Set task | In the lines below, switch every "x-tick-label" to "x-axis tick label" and give the lines again with nothing else changed. Leave the pictures out.

Source data

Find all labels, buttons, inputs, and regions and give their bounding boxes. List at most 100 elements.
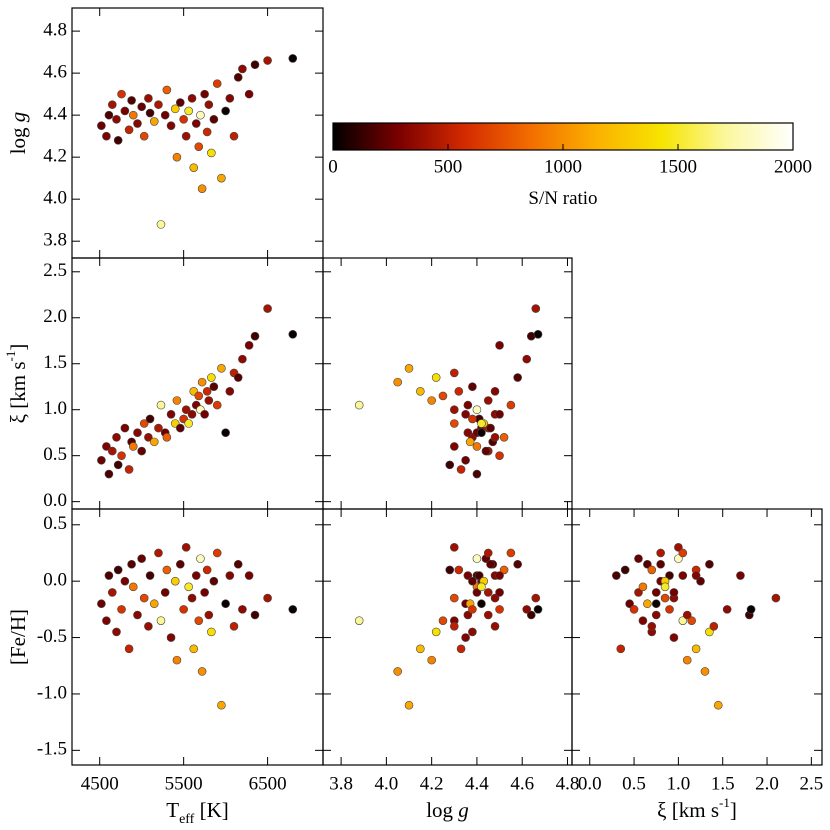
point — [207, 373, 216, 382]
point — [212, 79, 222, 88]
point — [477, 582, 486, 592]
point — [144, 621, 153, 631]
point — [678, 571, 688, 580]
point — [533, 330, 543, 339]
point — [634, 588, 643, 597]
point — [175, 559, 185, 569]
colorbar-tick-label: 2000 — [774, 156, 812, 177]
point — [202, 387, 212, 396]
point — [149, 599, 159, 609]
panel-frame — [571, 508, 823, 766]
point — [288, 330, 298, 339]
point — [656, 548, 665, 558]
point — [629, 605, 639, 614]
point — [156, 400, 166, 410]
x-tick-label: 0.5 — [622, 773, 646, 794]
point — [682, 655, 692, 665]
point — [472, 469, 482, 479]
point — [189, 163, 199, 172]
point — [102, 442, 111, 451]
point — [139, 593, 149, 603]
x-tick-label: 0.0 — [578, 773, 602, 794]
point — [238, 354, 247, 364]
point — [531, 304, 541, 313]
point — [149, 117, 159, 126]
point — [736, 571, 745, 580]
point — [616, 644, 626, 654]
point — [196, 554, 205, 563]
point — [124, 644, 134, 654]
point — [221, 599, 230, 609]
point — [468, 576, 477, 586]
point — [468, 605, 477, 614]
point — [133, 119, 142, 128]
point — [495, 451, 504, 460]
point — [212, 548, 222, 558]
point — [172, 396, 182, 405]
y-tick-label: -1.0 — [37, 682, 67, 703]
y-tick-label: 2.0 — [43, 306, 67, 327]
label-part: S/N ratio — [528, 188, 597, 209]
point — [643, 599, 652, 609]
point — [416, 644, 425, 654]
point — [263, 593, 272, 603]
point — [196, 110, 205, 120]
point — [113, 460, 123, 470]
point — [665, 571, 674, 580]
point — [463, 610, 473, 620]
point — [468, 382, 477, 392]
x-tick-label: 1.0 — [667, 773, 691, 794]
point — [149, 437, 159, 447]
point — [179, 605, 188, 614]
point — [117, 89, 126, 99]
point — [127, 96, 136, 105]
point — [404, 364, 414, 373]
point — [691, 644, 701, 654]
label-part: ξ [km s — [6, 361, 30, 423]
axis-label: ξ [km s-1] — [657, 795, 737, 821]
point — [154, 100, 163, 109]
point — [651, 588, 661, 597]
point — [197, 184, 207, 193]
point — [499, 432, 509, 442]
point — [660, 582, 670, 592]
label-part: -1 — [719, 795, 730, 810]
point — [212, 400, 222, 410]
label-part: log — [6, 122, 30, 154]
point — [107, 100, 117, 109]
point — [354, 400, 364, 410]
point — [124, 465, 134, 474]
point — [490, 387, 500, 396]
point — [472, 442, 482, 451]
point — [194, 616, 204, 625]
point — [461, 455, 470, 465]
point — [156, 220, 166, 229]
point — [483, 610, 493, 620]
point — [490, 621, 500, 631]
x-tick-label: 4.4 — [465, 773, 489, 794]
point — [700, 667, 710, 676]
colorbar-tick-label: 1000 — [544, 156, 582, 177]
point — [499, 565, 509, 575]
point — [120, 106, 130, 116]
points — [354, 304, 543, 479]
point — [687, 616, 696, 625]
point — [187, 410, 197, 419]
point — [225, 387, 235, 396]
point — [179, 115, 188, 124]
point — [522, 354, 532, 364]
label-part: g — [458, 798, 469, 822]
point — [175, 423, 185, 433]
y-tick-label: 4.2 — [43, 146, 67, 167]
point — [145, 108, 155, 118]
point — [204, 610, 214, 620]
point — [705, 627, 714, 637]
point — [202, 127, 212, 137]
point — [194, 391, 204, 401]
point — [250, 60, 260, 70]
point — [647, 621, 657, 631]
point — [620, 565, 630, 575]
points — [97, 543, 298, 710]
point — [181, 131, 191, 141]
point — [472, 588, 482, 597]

Result of the task |
Find all labels, buttons, inputs, and regions and give their bounding boxes. List at most 100 elements.
point — [207, 373, 216, 382]
point — [212, 79, 222, 88]
point — [477, 582, 486, 592]
point — [144, 621, 153, 631]
point — [678, 571, 688, 580]
point — [533, 330, 543, 339]
point — [634, 588, 643, 597]
point — [175, 559, 185, 569]
colorbar-tick-label: 2000 — [774, 156, 812, 177]
point — [202, 387, 212, 396]
point — [149, 599, 159, 609]
panel-frame — [571, 508, 823, 766]
point — [288, 330, 298, 339]
point — [656, 548, 665, 558]
point — [629, 605, 639, 614]
point — [156, 400, 166, 410]
x-axis tick label: 0.5 — [622, 773, 646, 794]
point — [682, 655, 692, 665]
point — [472, 469, 482, 479]
point — [189, 163, 199, 172]
point — [102, 442, 111, 451]
point — [139, 593, 149, 603]
x-axis tick label: 0.0 — [578, 773, 602, 794]
point — [238, 354, 247, 364]
point — [531, 304, 541, 313]
point — [149, 117, 159, 126]
point — [736, 571, 745, 580]
point — [616, 644, 626, 654]
point — [196, 554, 205, 563]
point — [124, 644, 134, 654]
point — [221, 599, 230, 609]
point — [468, 576, 477, 586]
point — [468, 605, 477, 614]
point — [133, 119, 142, 128]
point — [495, 451, 504, 460]
point — [212, 548, 222, 558]
point — [172, 396, 182, 405]
y-tick-label: -1.0 — [37, 682, 67, 703]
y-tick-label: 2.0 — [43, 306, 67, 327]
label-part: S/N ratio — [528, 188, 597, 209]
point — [643, 599, 652, 609]
point — [416, 644, 425, 654]
point — [263, 593, 272, 603]
point — [196, 110, 205, 120]
point — [113, 460, 123, 470]
point — [665, 571, 674, 580]
point — [463, 610, 473, 620]
point — [468, 382, 477, 392]
x-axis tick label: 1.0 — [667, 773, 691, 794]
point — [149, 437, 159, 447]
point — [179, 605, 188, 614]
point — [117, 89, 126, 99]
point — [127, 96, 136, 105]
point — [404, 364, 414, 373]
point — [691, 644, 701, 654]
label-part: ξ [km s — [6, 361, 30, 423]
axis-label: ξ [km s-1] — [657, 795, 737, 821]
point — [154, 100, 163, 109]
point — [651, 588, 661, 597]
point — [197, 184, 207, 193]
point — [499, 432, 509, 442]
point — [660, 582, 670, 592]
label-part: -1 — [719, 795, 730, 810]
point — [212, 400, 222, 410]
label-part: log — [6, 122, 30, 154]
point — [107, 100, 117, 109]
point — [354, 400, 364, 410]
point — [124, 465, 134, 474]
point — [490, 387, 500, 396]
point — [472, 442, 482, 451]
point — [194, 616, 204, 625]
point — [461, 455, 470, 465]
point — [156, 220, 166, 229]
point — [483, 610, 493, 620]
point — [490, 621, 500, 631]
x-axis tick label: 4.4 — [465, 773, 489, 794]
point — [700, 667, 710, 676]
colorbar-tick-label: 1000 — [544, 156, 582, 177]
point — [499, 565, 509, 575]
point — [120, 106, 130, 116]
points — [354, 304, 543, 479]
point — [687, 616, 696, 625]
point — [187, 410, 197, 419]
point — [225, 387, 235, 396]
point — [179, 115, 188, 124]
point — [522, 354, 532, 364]
label-part: g — [458, 798, 469, 822]
point — [175, 423, 185, 433]
y-tick-label: 4.2 — [43, 146, 67, 167]
point — [145, 108, 155, 118]
point — [204, 610, 214, 620]
point — [705, 627, 714, 637]
point — [202, 127, 212, 137]
point — [194, 391, 204, 401]
point — [250, 60, 260, 70]
point — [647, 621, 657, 631]
point — [620, 565, 630, 575]
points — [97, 543, 298, 710]
point — [181, 131, 191, 141]
point — [472, 588, 482, 597]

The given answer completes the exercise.